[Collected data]
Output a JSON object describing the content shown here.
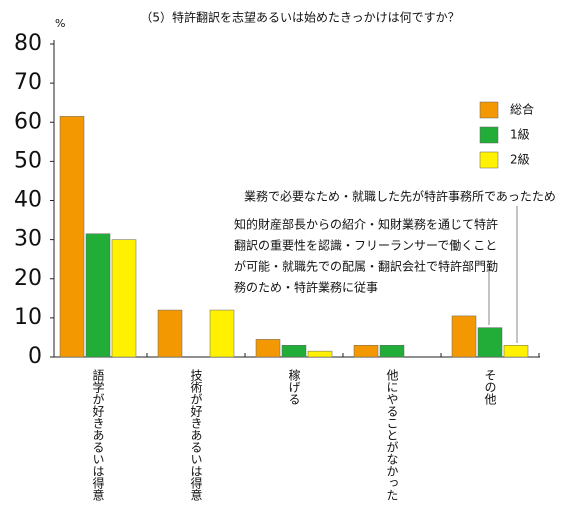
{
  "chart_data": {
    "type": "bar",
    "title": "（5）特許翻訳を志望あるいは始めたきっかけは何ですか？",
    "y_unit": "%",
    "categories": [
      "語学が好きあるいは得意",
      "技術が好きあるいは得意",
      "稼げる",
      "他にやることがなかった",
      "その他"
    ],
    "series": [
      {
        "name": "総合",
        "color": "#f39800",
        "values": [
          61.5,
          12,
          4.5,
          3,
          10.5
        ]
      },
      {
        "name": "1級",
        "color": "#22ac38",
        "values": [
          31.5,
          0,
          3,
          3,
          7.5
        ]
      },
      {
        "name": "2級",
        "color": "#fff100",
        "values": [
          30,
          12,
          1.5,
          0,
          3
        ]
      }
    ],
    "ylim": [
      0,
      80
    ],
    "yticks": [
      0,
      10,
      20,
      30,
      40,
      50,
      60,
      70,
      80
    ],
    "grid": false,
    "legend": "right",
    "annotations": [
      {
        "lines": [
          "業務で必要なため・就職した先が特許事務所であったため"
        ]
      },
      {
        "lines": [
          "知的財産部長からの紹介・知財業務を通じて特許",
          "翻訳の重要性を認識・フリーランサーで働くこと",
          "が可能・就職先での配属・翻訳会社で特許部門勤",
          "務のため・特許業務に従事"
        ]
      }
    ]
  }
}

[Exercise directions] Wherever "color" shows up in a line, copy that line.

[Solution for this exercise]
        "color": "#f39800",
        "color": "#22ac38",
        "color": "#fff100",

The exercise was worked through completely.